> _Sección del documento_:
-.-.-

La propuesta de segregación de "los españoles" se vincula coherentemente al proyecto político de secesión con respecto a España. De ahí su importancia en el primer nacionalismo vasco, ya de matriz independentista, o su reaparición entre algunos exponentes del minoritario separatismo catalán de los años sesenta (como el panfleto de Manuel Cruells, de transparente título, Els no-catalans i nosaltres, 1965). Pero, como estado de ánimo más genérico, el desprecio al inmigrante constituye un elemento de confrontación muy útil para afirmar la propia identidad diferencial; permite la ilusión de dar cuerpo visible al enemigo exterior, de situarlo en la propia casa. Las denominaciones de maqueto (derivada del meteco de la polis griega) o de charnego han desempeñado y desempeñan todavía (o de nuevo), en determinados círculos, esta función.

La asimilación

El análisis de la posición segregacionista, aunque hoy mayoritariamente descartada, resulta sin embargo clarificador de algunos elementos que comparte con lo que suele presentarse precisamente como su contrario: el asimilismo unilateral.

Ésta es de hecho la postura que, con unos u otros enunciados, ha predominado teóricamente en el nacionalismo vasco y en el catalán durante el franquismo y en el período constitucional. Varios factores confluyeron, ya en los años cincuenta, en este cambio de orientación. Por un lado, en el terreno ideológico, el descrédito de la idea de raza tras la experiencia hitleriana y la mayor laicización general de las ideologías políticas en la posguerra europea. Por otro lado, las nuevas oleadas migratorias que alcanzaron su cénit en los años sesenta, cuyas grandes dimensiones, en un marco político sin instituciones autonómicas de las nacionalidades, hacían desechar por inviable el segregacionismo, y que, acompañadas del desarrollo de los nuevos medios de comunicación de masas y de los nuevos guetos urbanísticos, dificultaban enormemente una eventual asimilación espontánea de los recién llegados a las pautas socioculturales de la sociedad tradicional que los recibía.

-.-.-

> _Entradas de datos_:

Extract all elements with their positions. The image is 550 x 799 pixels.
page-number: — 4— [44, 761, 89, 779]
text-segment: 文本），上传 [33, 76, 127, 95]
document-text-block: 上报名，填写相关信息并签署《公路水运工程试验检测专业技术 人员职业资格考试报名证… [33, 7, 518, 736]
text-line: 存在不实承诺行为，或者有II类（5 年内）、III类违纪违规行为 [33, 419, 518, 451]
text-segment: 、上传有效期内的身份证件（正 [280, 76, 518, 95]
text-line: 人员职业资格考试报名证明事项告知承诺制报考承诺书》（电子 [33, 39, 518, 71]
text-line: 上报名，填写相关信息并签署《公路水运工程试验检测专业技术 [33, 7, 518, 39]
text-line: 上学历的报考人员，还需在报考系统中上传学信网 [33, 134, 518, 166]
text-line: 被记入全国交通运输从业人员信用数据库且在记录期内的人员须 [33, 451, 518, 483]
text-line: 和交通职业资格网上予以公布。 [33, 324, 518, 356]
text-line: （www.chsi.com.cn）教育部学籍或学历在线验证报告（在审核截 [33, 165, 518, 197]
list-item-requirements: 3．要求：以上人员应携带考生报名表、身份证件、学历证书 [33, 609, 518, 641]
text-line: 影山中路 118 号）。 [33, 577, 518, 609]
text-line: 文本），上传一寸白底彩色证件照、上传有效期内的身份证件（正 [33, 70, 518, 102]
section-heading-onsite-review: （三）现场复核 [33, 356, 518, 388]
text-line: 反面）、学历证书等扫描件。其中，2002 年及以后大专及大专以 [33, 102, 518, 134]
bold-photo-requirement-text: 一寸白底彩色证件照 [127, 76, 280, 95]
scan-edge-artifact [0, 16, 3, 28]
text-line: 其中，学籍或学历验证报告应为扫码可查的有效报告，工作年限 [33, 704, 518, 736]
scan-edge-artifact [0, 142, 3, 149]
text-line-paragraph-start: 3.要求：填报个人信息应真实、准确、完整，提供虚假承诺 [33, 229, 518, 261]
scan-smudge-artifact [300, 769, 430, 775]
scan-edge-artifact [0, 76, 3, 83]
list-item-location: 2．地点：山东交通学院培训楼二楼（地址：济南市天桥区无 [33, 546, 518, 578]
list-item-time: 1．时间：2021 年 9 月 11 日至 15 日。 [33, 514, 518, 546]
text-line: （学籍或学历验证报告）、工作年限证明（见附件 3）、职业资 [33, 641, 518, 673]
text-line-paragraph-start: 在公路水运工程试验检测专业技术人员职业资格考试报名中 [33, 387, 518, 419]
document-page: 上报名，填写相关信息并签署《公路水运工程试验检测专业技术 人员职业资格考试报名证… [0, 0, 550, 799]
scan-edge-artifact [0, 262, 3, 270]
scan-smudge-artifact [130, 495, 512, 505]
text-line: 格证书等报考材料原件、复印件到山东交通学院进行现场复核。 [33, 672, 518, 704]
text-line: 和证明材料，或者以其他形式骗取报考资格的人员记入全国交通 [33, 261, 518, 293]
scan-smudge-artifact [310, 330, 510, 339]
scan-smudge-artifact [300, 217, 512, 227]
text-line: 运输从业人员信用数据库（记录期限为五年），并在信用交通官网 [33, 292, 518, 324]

-.-.-

Responde estas preguntas a partir de la sección del documento sobre los inmigrantes en el nacionalismo vasco y catalán:
(a) ¿De qué término de la polis griega deriva la denominación "maqueto"?
(b) ¿En qué década alcanzaron su cénit las nuevas oleadas migratorias?
(c) ¿Qué postura ha predominado teóricamente en el nacionalismo vasco y en el catalán durante el franquismo y el período constitucional?

(a) Del meteco.
(b) En los años sesenta.
(c) El asimilismo unilateral.